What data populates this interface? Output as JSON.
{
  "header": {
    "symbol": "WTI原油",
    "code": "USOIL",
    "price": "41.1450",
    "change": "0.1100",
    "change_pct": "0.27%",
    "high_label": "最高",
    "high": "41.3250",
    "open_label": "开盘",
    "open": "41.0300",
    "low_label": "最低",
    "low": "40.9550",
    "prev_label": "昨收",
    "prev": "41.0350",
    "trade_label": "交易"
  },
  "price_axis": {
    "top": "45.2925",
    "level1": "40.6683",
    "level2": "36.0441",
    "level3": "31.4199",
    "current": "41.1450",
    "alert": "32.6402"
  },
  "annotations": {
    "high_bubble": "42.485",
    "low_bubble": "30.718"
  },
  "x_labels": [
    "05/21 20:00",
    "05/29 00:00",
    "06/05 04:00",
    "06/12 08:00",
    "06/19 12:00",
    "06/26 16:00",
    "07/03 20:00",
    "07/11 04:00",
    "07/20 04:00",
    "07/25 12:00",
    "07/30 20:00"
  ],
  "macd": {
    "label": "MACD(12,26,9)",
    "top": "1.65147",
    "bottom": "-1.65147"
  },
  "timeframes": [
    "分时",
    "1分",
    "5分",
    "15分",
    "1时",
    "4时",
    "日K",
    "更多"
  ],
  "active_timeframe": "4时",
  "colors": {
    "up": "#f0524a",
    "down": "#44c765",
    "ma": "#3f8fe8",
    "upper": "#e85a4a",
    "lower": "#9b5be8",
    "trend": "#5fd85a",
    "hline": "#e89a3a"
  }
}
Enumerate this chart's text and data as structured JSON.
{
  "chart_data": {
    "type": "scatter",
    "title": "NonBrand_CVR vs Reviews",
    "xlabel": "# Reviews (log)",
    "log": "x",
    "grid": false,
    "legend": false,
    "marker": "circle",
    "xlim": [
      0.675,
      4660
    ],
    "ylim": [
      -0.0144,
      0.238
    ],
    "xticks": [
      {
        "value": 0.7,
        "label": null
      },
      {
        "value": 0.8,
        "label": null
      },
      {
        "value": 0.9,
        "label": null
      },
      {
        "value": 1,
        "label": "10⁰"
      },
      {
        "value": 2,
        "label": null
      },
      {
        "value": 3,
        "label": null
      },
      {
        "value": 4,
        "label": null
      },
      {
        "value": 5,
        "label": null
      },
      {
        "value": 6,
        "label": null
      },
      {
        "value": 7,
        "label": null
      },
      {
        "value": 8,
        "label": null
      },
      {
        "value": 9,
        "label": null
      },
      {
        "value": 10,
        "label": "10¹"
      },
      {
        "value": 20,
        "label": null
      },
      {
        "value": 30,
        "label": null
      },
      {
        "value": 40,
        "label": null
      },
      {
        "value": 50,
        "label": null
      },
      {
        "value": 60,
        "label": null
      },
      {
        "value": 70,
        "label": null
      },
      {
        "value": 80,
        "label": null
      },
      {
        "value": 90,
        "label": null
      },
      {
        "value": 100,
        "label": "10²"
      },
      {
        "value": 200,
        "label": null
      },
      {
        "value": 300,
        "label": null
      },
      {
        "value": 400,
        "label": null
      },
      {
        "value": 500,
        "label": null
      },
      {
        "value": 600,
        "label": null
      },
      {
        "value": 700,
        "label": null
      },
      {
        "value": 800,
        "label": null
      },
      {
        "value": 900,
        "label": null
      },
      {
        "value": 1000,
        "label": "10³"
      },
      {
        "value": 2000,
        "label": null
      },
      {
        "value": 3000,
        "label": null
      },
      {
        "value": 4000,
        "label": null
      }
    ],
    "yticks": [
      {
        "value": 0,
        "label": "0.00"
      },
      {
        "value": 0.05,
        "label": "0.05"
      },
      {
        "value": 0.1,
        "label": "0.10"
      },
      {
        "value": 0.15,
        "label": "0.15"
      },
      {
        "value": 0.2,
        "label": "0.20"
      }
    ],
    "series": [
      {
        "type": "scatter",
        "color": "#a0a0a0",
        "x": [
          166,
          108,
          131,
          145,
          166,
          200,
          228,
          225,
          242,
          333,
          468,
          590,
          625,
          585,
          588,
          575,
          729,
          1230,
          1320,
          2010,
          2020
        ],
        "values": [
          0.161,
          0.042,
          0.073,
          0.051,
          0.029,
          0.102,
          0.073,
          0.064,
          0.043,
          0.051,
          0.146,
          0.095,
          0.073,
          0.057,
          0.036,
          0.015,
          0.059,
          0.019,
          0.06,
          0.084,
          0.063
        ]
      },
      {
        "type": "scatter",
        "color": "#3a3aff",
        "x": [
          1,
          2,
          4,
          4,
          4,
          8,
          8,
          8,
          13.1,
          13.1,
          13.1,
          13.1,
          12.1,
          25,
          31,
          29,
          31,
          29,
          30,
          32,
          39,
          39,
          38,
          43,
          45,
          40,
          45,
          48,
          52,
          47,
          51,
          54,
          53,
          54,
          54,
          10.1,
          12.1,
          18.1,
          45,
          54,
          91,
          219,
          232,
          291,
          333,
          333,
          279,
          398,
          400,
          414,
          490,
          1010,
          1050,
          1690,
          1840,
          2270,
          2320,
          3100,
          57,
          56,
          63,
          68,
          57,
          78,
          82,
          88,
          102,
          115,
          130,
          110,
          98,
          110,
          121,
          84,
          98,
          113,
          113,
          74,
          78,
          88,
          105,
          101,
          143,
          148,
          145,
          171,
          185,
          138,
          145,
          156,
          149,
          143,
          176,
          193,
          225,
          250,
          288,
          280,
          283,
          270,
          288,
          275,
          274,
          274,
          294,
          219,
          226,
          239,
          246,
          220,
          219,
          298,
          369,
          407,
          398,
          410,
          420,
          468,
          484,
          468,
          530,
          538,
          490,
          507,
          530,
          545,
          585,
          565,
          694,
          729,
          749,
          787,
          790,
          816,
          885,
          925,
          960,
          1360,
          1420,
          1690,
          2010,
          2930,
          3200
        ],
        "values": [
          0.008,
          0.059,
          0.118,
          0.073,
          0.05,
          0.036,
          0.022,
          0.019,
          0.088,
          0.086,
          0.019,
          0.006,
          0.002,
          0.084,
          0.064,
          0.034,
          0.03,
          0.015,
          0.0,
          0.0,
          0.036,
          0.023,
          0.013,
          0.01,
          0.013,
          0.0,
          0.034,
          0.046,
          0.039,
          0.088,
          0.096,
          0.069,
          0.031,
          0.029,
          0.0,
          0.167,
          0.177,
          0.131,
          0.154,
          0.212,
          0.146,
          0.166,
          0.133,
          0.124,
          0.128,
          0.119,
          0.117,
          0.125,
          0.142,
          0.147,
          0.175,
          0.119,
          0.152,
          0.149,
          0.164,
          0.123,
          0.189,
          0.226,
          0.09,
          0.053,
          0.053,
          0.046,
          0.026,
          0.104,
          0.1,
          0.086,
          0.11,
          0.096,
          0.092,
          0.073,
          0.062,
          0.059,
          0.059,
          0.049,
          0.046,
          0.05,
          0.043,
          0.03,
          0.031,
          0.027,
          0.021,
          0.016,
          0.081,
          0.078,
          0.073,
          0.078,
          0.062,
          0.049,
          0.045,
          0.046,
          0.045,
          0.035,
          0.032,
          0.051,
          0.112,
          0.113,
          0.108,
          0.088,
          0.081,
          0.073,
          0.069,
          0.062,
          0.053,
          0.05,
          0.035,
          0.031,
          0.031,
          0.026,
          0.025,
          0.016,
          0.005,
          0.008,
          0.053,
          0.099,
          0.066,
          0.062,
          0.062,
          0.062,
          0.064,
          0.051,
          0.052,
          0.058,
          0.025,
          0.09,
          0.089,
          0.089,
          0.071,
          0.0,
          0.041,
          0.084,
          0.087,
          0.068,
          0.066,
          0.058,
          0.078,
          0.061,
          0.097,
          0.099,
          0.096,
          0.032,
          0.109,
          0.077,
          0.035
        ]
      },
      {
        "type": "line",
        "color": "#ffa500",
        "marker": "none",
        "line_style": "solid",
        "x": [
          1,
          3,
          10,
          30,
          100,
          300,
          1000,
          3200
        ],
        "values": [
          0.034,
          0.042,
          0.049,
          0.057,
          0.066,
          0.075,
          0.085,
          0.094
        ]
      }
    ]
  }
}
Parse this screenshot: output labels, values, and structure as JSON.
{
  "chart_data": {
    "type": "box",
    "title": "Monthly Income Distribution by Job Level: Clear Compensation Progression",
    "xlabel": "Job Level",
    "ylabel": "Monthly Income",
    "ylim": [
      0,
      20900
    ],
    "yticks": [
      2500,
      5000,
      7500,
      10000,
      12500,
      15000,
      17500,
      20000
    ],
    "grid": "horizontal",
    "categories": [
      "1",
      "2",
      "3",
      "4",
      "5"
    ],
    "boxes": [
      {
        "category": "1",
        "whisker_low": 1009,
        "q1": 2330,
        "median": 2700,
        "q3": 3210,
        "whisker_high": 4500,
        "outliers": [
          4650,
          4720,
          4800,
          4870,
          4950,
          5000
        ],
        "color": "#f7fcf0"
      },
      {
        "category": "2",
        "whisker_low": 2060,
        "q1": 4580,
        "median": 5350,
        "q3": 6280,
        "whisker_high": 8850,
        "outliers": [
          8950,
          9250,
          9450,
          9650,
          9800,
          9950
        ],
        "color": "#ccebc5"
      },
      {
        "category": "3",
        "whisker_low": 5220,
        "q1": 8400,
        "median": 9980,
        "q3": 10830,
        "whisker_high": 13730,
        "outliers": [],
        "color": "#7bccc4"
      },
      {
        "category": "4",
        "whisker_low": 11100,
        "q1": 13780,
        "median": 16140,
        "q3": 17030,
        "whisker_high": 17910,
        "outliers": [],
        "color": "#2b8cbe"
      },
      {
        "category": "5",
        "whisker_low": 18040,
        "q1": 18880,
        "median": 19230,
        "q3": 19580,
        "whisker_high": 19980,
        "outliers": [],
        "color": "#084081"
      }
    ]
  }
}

(What to do): Gather all lines with the string "Monthly" from the data.

(Solution):
    "title": "Monthly Income Distribution by Job Level: Clear Compensation Progression",
    "ylabel": "Monthly Income",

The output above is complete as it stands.